— START PROVIDED RECORDS —
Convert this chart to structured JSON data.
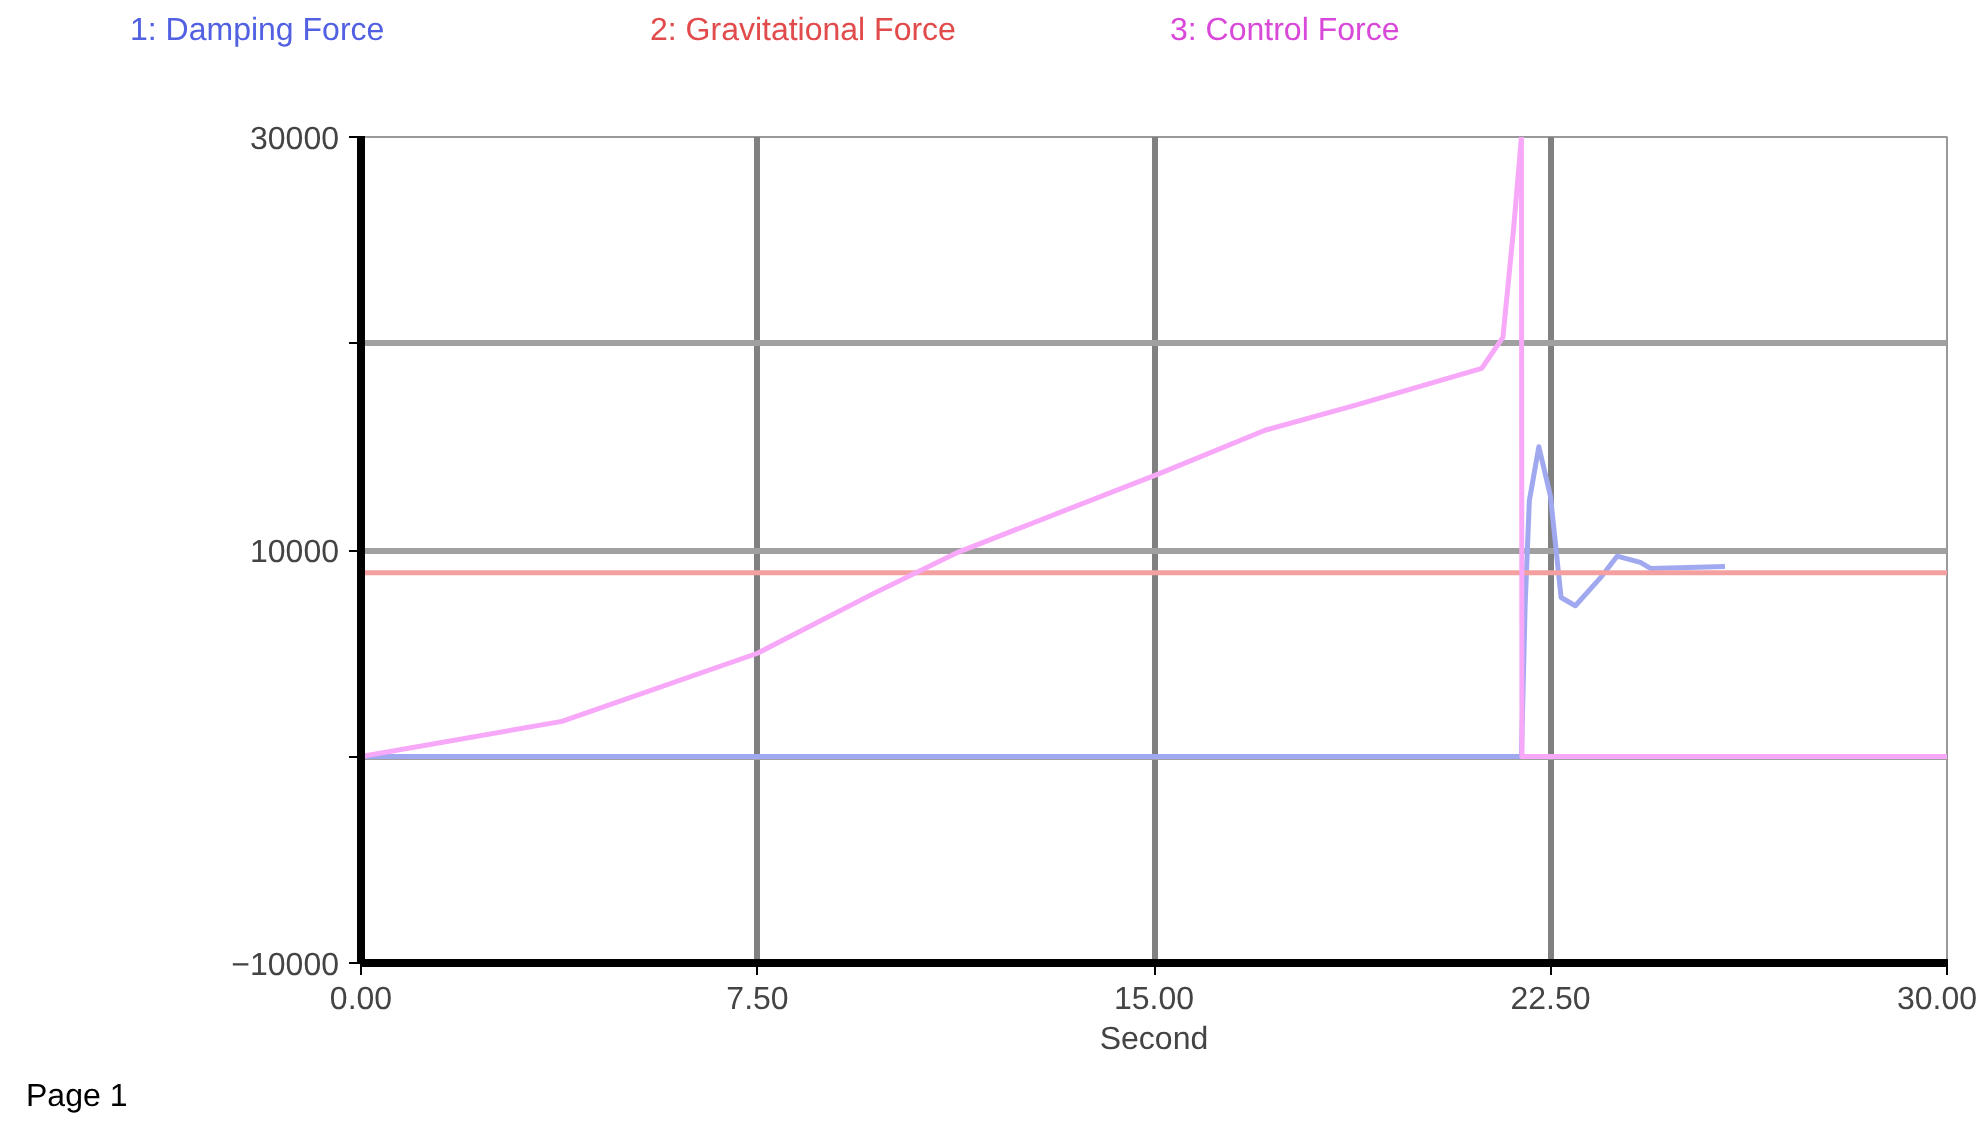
{
  "chart_data": {
    "type": "line",
    "xlabel": "Second",
    "xlim": [
      0,
      30
    ],
    "xticks": [
      {
        "value": 0,
        "label": "0.00"
      },
      {
        "value": 7.5,
        "label": "7.50"
      },
      {
        "value": 15,
        "label": "15.00"
      },
      {
        "value": 22.5,
        "label": "22.50"
      },
      {
        "value": 30,
        "label": "30.00"
      }
    ],
    "ylim": [
      -10000,
      30000
    ],
    "yticks": [
      -10000,
      {
        "value": 0,
        "label": null
      },
      10000,
      {
        "value": 20000,
        "label": null
      },
      30000
    ],
    "grid": true,
    "legend": "top",
    "line_style": "solid",
    "annotations": [
      "Page 1"
    ],
    "series": [
      {
        "name": "1: Damping Force",
        "color": "#a0a8f0",
        "x": [
          0,
          21.95,
          22.02,
          22.1,
          22.28,
          22.5,
          22.7,
          22.97,
          23.46,
          23.76,
          24.2,
          24.4,
          25.8
        ],
        "values": [
          0,
          0,
          7300,
          12400,
          15000,
          12600,
          7700,
          7300,
          8700,
          9700,
          9400,
          9100,
          9200
        ]
      },
      {
        "name": "2: Gravitational Force",
        "color": "#f4a0a0",
        "x": [
          0,
          30
        ],
        "values": [
          8900,
          8900
        ]
      },
      {
        "name": "3: Control Force",
        "color": "#f8a8f8",
        "x": [
          0,
          3.8,
          7.5,
          9.7,
          11.3,
          15.1,
          17.1,
          18.8,
          21.2,
          21.6,
          21.8,
          21.95,
          21.96,
          30
        ],
        "values": [
          0,
          1700,
          5000,
          7900,
          9900,
          13700,
          15800,
          17000,
          18800,
          20300,
          25500,
          30000,
          0,
          0
        ]
      }
    ]
  }
}
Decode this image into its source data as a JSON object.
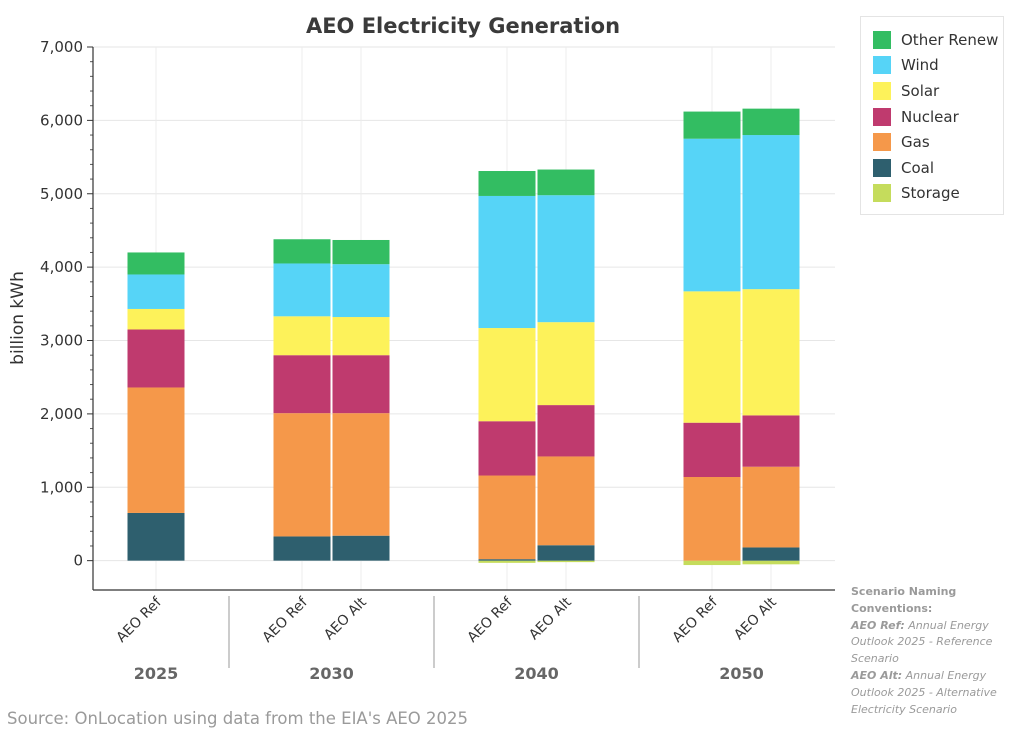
{
  "chart_data": {
    "type": "bar",
    "stacked": true,
    "title": "AEO Electricity Generation",
    "ylabel": "billion kWh",
    "xlabel": "",
    "ylim": [
      -400,
      7000
    ],
    "yticks": [
      0,
      1000,
      2000,
      3000,
      4000,
      5000,
      6000,
      7000
    ],
    "ytick_labels": [
      "0",
      "1,000",
      "2,000",
      "3,000",
      "4,000",
      "5,000",
      "6,000",
      "7,000"
    ],
    "grid": true,
    "legend_position": "top-right",
    "groups": [
      {
        "label": "2025",
        "bars": [
          "AEO Ref"
        ]
      },
      {
        "label": "2030",
        "bars": [
          "AEO Ref",
          "AEO Alt"
        ]
      },
      {
        "label": "2040",
        "bars": [
          "AEO Ref",
          "AEO Alt"
        ]
      },
      {
        "label": "2050",
        "bars": [
          "AEO Ref",
          "AEO Alt"
        ]
      }
    ],
    "categories": [
      "2025 AEO Ref",
      "2030 AEO Ref",
      "2030 AEO Alt",
      "2040 AEO Ref",
      "2040 AEO Alt",
      "2050 AEO Ref",
      "2050 AEO Alt"
    ],
    "series": [
      {
        "name": "Storage",
        "color": "#c5dc5c",
        "values": [
          0,
          0,
          0,
          -30,
          -20,
          -60,
          -50
        ]
      },
      {
        "name": "Coal",
        "color": "#2e5f6e",
        "values": [
          650,
          330,
          340,
          20,
          210,
          0,
          180
        ]
      },
      {
        "name": "Gas",
        "color": "#f5984a",
        "values": [
          1710,
          1680,
          1670,
          1140,
          1210,
          1140,
          1100
        ]
      },
      {
        "name": "Nuclear",
        "color": "#bf3a6e",
        "values": [
          790,
          790,
          790,
          740,
          700,
          740,
          700
        ]
      },
      {
        "name": "Solar",
        "color": "#fdf25a",
        "values": [
          280,
          530,
          520,
          1270,
          1130,
          1790,
          1720
        ]
      },
      {
        "name": "Wind",
        "color": "#56d4f7",
        "values": [
          470,
          720,
          720,
          1800,
          1730,
          2080,
          2100
        ]
      },
      {
        "name": "Other Renew",
        "color": "#33bd62",
        "values": [
          300,
          330,
          330,
          340,
          350,
          370,
          360
        ]
      }
    ]
  },
  "legend_order": [
    "Other Renew",
    "Wind",
    "Solar",
    "Nuclear",
    "Gas",
    "Coal",
    "Storage"
  ],
  "notes": {
    "heading": "Scenario Naming Conventions:",
    "ref_term": "AEO Ref:",
    "ref_def": "Annual Energy Outlook 2025 - Reference Scenario",
    "alt_term": "AEO Alt:",
    "alt_def": "Annual Energy Outlook 2025 - Alternative Electricity Scenario"
  },
  "source": "Source: OnLocation using data from the EIA's AEO 2025"
}
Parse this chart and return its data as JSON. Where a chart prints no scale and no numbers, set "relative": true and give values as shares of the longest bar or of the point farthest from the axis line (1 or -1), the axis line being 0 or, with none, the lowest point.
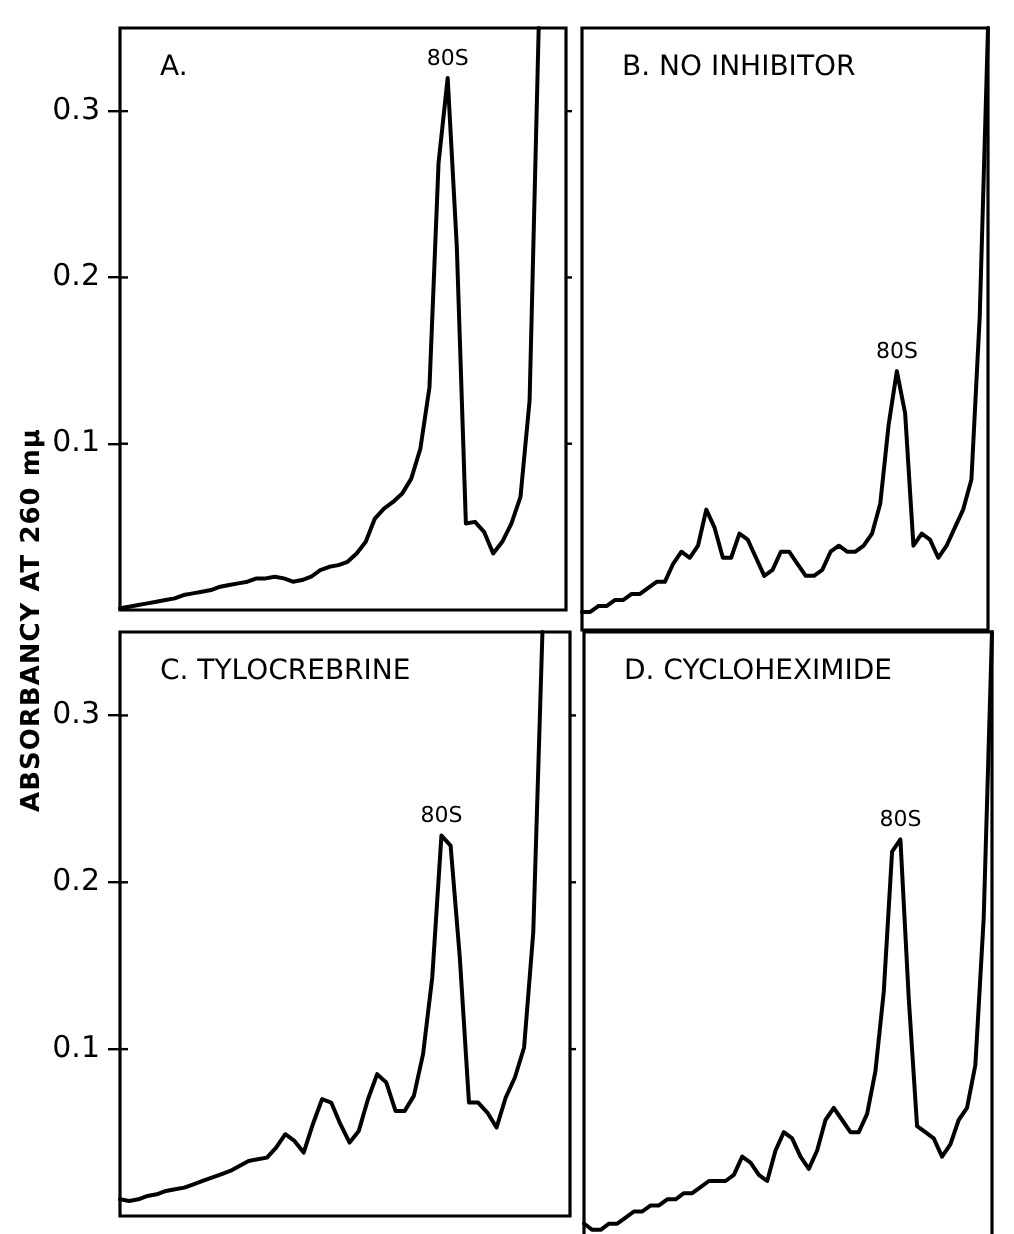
— END PROVIDED RECORDS —
» GIVEN PROBLEM
Make a word-for-word copy of the entries, without any pictures.

» RESULT OF THIS TASK
Convert this chart to structured JSON data.
{
  "chart_data": {
    "type": "line",
    "xlabel": "Second",
    "xlim": [
      0,
      30
    ],
    "xticks": [
      {
        "value": 0,
        "label": "0.00"
      },
      {
        "value": 7.5,
        "label": "7.50"
      },
      {
        "value": 15,
        "label": "15.00"
      },
      {
        "value": 22.5,
        "label": "22.50"
      },
      {
        "value": 30,
        "label": "30.00"
      }
    ],
    "ylim": [
      -10000,
      30000
    ],
    "yticks": [
      -10000,
      {
        "value": 0,
        "label": null
      },
      10000,
      {
        "value": 20000,
        "label": null
      },
      30000
    ],
    "grid": true,
    "legend": "top",
    "line_style": "solid",
    "annotations": [
      "Page 1"
    ],
    "series": [
      {
        "name": "1: Damping Force",
        "color": "#a0a8f0",
        "x": [
          0,
          21.95,
          22.02,
          22.1,
          22.28,
          22.5,
          22.7,
          22.97,
          23.46,
          23.76,
          24.2,
          24.4,
          25.8
        ],
        "values": [
          0,
          0,
          7300,
          12400,
          15000,
          12600,
          7700,
          7300,
          8700,
          9700,
          9400,
          9100,
          9200
        ]
      },
      {
        "name": "2: Gravitational Force",
        "color": "#f4a0a0",
        "x": [
          0,
          30
        ],
        "values": [
          8900,
          8900
        ]
      },
      {
        "name": "3: Control Force",
        "color": "#f8a8f8",
        "x": [
          0,
          3.8,
          7.5,
          9.7,
          11.3,
          15.1,
          17.1,
          18.8,
          21.2,
          21.6,
          21.8,
          21.95,
          21.96,
          30
        ],
        "values": [
          0,
          1700,
          5000,
          7900,
          9900,
          13700,
          15800,
          17000,
          18800,
          20300,
          25500,
          30000,
          0,
          0
        ]
      }
    ]
  }
}
Decode this image into its source data as a JSON object.
{
  "chart_data": {
    "type": "bar",
    "stacked": true,
    "title": "AEO Electricity Generation",
    "ylabel": "billion kWh",
    "xlabel": "",
    "ylim": [
      -400,
      7000
    ],
    "yticks": [
      0,
      1000,
      2000,
      3000,
      4000,
      5000,
      6000,
      7000
    ],
    "ytick_labels": [
      "0",
      "1,000",
      "2,000",
      "3,000",
      "4,000",
      "5,000",
      "6,000",
      "7,000"
    ],
    "grid": true,
    "legend_position": "top-right",
    "groups": [
      {
        "label": "2025",
        "bars": [
          "AEO Ref"
        ]
      },
      {
        "label": "2030",
        "bars": [
          "AEO Ref",
          "AEO Alt"
        ]
      },
      {
        "label": "2040",
        "bars": [
          "AEO Ref",
          "AEO Alt"
        ]
      },
      {
        "label": "2050",
        "bars": [
          "AEO Ref",
          "AEO Alt"
        ]
      }
    ],
    "categories": [
      "2025 AEO Ref",
      "2030 AEO Ref",
      "2030 AEO Alt",
      "2040 AEO Ref",
      "2040 AEO Alt",
      "2050 AEO Ref",
      "2050 AEO Alt"
    ],
    "series": [
      {
        "name": "Storage",
        "color": "#c5dc5c",
        "values": [
          0,
          0,
          0,
          -30,
          -20,
          -60,
          -50
        ]
      },
      {
        "name": "Coal",
        "color": "#2e5f6e",
        "values": [
          650,
          330,
          340,
          20,
          210,
          0,
          180
        ]
      },
      {
        "name": "Gas",
        "color": "#f5984a",
        "values": [
          1710,
          1680,
          1670,
          1140,
          1210,
          1140,
          1100
        ]
      },
      {
        "name": "Nuclear",
        "color": "#bf3a6e",
        "values": [
          790,
          790,
          790,
          740,
          700,
          740,
          700
        ]
      },
      {
        "name": "Solar",
        "color": "#fdf25a",
        "values": [
          280,
          530,
          520,
          1270,
          1130,
          1790,
          1720
        ]
      },
      {
        "name": "Wind",
        "color": "#56d4f7",
        "values": [
          470,
          720,
          720,
          1800,
          1730,
          2080,
          2100
        ]
      },
      {
        "name": "Other Renew",
        "color": "#33bd62",
        "values": [
          300,
          330,
          330,
          340,
          350,
          370,
          360
        ]
      }
    ]
  },
  "legend_order": [
    "Other Renew",
    "Wind",
    "Solar",
    "Nuclear",
    "Gas",
    "Coal",
    "Storage"
  ],
  "notes": {
    "heading": "Scenario Naming Conventions:",
    "ref_term": "AEO Ref:",
    "ref_def": "Annual Energy Outlook 2025 - Reference Scenario",
    "alt_term": "AEO Alt:",
    "alt_def": "Annual Energy Outlook 2025 - Alternative Electricity Scenario"
  },
  "source": "Source: OnLocation using data from the EIA's AEO 2025"
}
Parse this chart and return its data as JSON. Where a chart prints no scale and no numbers, set "relative": true and give values as shares of the longest bar or of the point farthest from the axis line (1 or -1), the axis line being 0 or, with none, the lowest point.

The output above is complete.